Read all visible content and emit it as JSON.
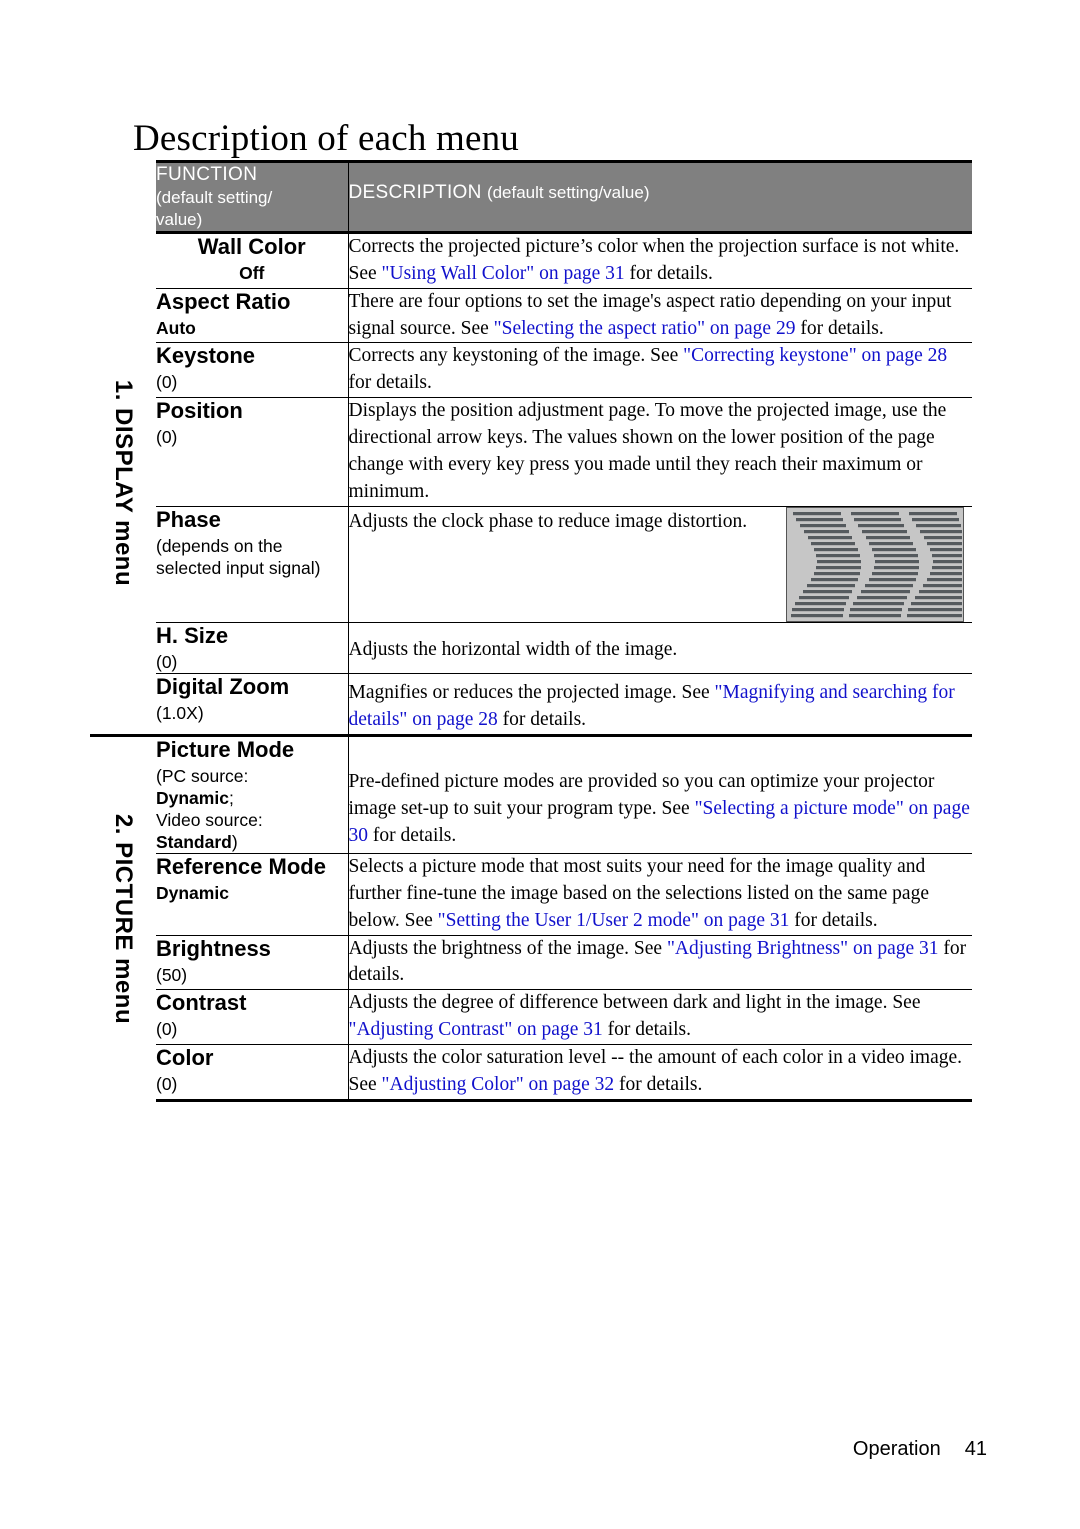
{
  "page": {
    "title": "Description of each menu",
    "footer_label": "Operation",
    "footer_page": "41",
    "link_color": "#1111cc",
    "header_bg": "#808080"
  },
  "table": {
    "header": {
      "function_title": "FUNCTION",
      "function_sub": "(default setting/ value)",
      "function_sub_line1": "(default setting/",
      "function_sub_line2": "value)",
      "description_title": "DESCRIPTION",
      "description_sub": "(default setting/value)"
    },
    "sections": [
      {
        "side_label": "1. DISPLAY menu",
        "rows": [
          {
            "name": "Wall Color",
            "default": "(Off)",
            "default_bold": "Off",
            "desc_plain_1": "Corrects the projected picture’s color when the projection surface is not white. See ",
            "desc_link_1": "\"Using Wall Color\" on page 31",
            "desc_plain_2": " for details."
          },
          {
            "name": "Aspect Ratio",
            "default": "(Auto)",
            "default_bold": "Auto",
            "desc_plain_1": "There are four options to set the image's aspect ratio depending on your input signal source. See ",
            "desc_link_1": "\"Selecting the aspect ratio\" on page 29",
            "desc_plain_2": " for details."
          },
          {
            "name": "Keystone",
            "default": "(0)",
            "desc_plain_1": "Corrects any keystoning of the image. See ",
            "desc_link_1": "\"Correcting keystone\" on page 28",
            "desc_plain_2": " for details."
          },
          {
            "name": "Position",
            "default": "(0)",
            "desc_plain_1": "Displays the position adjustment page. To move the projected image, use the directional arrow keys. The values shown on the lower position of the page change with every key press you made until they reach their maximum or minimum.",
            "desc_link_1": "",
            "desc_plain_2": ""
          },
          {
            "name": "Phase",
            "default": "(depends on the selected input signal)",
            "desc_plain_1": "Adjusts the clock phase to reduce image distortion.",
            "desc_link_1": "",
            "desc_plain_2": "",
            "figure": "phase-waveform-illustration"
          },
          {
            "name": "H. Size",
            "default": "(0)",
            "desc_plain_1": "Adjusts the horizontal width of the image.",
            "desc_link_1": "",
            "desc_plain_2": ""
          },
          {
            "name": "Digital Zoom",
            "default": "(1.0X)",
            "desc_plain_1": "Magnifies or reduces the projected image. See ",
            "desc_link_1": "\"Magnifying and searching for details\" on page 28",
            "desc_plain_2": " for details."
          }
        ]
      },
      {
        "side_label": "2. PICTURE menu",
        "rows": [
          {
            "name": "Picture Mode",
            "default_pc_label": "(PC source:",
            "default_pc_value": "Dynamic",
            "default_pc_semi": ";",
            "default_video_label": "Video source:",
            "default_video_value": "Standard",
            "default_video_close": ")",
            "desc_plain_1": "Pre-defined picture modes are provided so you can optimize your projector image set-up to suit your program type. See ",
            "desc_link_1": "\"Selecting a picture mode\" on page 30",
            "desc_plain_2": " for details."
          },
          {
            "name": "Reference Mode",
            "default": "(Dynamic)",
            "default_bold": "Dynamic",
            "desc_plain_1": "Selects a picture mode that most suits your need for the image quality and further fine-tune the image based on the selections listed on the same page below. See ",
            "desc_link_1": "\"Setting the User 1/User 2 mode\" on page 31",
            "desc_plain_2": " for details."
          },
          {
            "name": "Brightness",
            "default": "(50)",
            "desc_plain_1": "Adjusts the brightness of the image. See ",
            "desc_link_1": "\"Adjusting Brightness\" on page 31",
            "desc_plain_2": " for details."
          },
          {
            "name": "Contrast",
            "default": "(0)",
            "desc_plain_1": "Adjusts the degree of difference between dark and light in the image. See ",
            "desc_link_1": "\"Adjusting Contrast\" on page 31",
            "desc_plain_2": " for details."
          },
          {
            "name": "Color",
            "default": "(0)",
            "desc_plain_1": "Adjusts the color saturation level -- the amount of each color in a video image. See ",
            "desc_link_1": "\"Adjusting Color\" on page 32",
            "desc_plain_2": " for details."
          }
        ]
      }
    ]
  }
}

■ ■ ■

## Directions
Transcribe the records verbatim and omit the images.

## Output of the task
Read all visible content and emit it as JSON.
{
  "page": {
    "title": "Description of each menu",
    "footer_label": "Operation",
    "footer_page": "41",
    "link_color": "#1111cc",
    "header_bg": "#808080"
  },
  "table": {
    "header": {
      "function_title": "FUNCTION",
      "function_sub": "(default setting/ value)",
      "function_sub_line1": "(default setting/",
      "function_sub_line2": "value)",
      "description_title": "DESCRIPTION",
      "description_sub": "(default setting/value)"
    },
    "sections": [
      {
        "side_label": "1. DISPLAY menu",
        "rows": [
          {
            "name": "Wall Color",
            "default": "(Off)",
            "default_bold": "Off",
            "desc_plain_1": "Corrects the projected picture’s color when the projection surface is not white. See ",
            "desc_link_1": "\"Using Wall Color\" on page 31",
            "desc_plain_2": " for details."
          },
          {
            "name": "Aspect Ratio",
            "default": "(Auto)",
            "default_bold": "Auto",
            "desc_plain_1": "There are four options to set the image's aspect ratio depending on your input signal source. See ",
            "desc_link_1": "\"Selecting the aspect ratio\" on page 29",
            "desc_plain_2": " for details."
          },
          {
            "name": "Keystone",
            "default": "(0)",
            "desc_plain_1": "Corrects any keystoning of the image. See ",
            "desc_link_1": "\"Correcting keystone\" on page 28",
            "desc_plain_2": " for details."
          },
          {
            "name": "Position",
            "default": "(0)",
            "desc_plain_1": "Displays the position adjustment page. To move the projected image, use the directional arrow keys. The values shown on the lower position of the page change with every key press you made until they reach their maximum or minimum.",
            "desc_link_1": "",
            "desc_plain_2": ""
          },
          {
            "name": "Phase",
            "default": "(depends on the selected input signal)",
            "desc_plain_1": "Adjusts the clock phase to reduce image distortion.",
            "desc_link_1": "",
            "desc_plain_2": "",
            "figure": "phase-waveform-illustration"
          },
          {
            "name": "H. Size",
            "default": "(0)",
            "desc_plain_1": "Adjusts the horizontal width of the image.",
            "desc_link_1": "",
            "desc_plain_2": ""
          },
          {
            "name": "Digital Zoom",
            "default": "(1.0X)",
            "desc_plain_1": "Magnifies or reduces the projected image. See ",
            "desc_link_1": "\"Magnifying and searching for details\" on page 28",
            "desc_plain_2": " for details."
          }
        ]
      },
      {
        "side_label": "2. PICTURE menu",
        "rows": [
          {
            "name": "Picture Mode",
            "default_pc_label": "(PC source:",
            "default_pc_value": "Dynamic",
            "default_pc_semi": ";",
            "default_video_label": "Video source:",
            "default_video_value": "Standard",
            "default_video_close": ")",
            "desc_plain_1": "Pre-defined picture modes are provided so you can optimize your projector image set-up to suit your program type. See ",
            "desc_link_1": "\"Selecting a picture mode\" on page 30",
            "desc_plain_2": " for details."
          },
          {
            "name": "Reference Mode",
            "default": "(Dynamic)",
            "default_bold": "Dynamic",
            "desc_plain_1": "Selects a picture mode that most suits your need for the image quality and further fine-tune the image based on the selections listed on the same page below. See ",
            "desc_link_1": "\"Setting the User 1/User 2 mode\" on page 31",
            "desc_plain_2": " for details."
          },
          {
            "name": "Brightness",
            "default": "(50)",
            "desc_plain_1": "Adjusts the brightness of the image. See ",
            "desc_link_1": "\"Adjusting Brightness\" on page 31",
            "desc_plain_2": " for details."
          },
          {
            "name": "Contrast",
            "default": "(0)",
            "desc_plain_1": "Adjusts the degree of difference between dark and light in the image. See ",
            "desc_link_1": "\"Adjusting Contrast\" on page 31",
            "desc_plain_2": " for details."
          },
          {
            "name": "Color",
            "default": "(0)",
            "desc_plain_1": "Adjusts the color saturation level -- the amount of each color in a video image. See ",
            "desc_link_1": "\"Adjusting Color\" on page 32",
            "desc_plain_2": " for details."
          }
        ]
      }
    ]
  }
}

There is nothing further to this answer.